**Items from a data source:**

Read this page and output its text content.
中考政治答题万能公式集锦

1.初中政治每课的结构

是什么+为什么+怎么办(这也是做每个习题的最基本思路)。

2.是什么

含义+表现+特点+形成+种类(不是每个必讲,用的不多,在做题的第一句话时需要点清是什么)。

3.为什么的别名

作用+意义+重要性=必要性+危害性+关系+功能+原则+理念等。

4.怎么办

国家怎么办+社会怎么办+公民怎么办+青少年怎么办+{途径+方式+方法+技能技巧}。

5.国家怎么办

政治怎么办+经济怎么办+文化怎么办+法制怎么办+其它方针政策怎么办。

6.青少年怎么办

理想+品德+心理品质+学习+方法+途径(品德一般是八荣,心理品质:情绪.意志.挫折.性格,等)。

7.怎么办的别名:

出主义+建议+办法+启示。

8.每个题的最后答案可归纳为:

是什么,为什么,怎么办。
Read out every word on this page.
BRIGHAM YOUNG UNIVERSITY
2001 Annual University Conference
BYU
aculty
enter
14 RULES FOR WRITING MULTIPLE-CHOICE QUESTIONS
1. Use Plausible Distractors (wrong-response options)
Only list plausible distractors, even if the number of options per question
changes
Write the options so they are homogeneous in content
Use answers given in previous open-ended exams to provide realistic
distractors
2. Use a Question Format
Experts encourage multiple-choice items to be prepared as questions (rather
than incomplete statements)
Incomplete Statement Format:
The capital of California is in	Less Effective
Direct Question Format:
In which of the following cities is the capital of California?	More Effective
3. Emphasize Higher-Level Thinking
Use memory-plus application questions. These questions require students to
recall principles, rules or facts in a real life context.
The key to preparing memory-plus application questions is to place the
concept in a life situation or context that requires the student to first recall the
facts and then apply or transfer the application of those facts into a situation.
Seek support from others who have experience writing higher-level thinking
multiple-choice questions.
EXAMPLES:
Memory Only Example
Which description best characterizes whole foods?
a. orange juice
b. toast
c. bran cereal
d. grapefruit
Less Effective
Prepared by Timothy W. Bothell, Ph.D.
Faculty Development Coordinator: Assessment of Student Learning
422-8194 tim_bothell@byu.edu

**Exercise instructions:** Set down the listing in full, keeping every word exactly as it is.

**Correct answer:**
Read this page and output its text content.
中考政治答题万能公式集锦

1.初中政治每课的结构

是什么+为什么+怎么办(这也是做每个习题的最基本思路)。

2.是什么

含义+表现+特点+形成+种类(不是每个必讲,用的不多,在做题的第一句话时需要点清是什么)。

3.为什么的别名

作用+意义+重要性=必要性+危害性+关系+功能+原则+理念等。

4.怎么办

国家怎么办+社会怎么办+公民怎么办+青少年怎么办+{途径+方式+方法+技能技巧}。

5.国家怎么办

政治怎么办+经济怎么办+文化怎么办+法制怎么办+其它方针政策怎么办。

6.青少年怎么办

理想+品德+心理品质+学习+方法+途径(品德一般是八荣,心理品质:情绪.意志.挫折.性格,等)。

7.怎么办的别名:

出主义+建议+办法+启示。

8.每个题的最后答案可归纳为:

是什么,为什么,怎么办。
Read out every word on this page.
BRIGHAM YOUNG UNIVERSITY
2001 Annual University Conference
BYU
aculty
enter
14 RULES FOR WRITING MULTIPLE-CHOICE QUESTIONS
1. Use Plausible Distractors (wrong-response options)
Only list plausible distractors, even if the number of options per question
changes
Write the options so they are homogeneous in content
Use answers given in previous open-ended exams to provide realistic
distractors
2. Use a Question Format
Experts encourage multiple-choice items to be prepared as questions (rather
than incomplete statements)
Incomplete Statement Format:
The capital of California is in	Less Effective
Direct Question Format:
In which of the following cities is the capital of California?	More Effective
3. Emphasize Higher-Level Thinking
Use memory-plus application questions. These questions require students to
recall principles, rules or facts in a real life context.
The key to preparing memory-plus application questions is to place the
concept in a life situation or context that requires the student to first recall the
facts and then apply or transfer the application of those facts into a situation.
Seek support from others who have experience writing higher-level thinking
multiple-choice questions.
EXAMPLES:
Memory Only Example
Which description best characterizes whole foods?
a. orange juice
b. toast
c. bran cereal
d. grapefruit
Less Effective
Prepared by Timothy W. Bothell, Ph.D.
Faculty Development Coordinator: Assessment of Student Learning
422-8194 tim_bothell@byu.edu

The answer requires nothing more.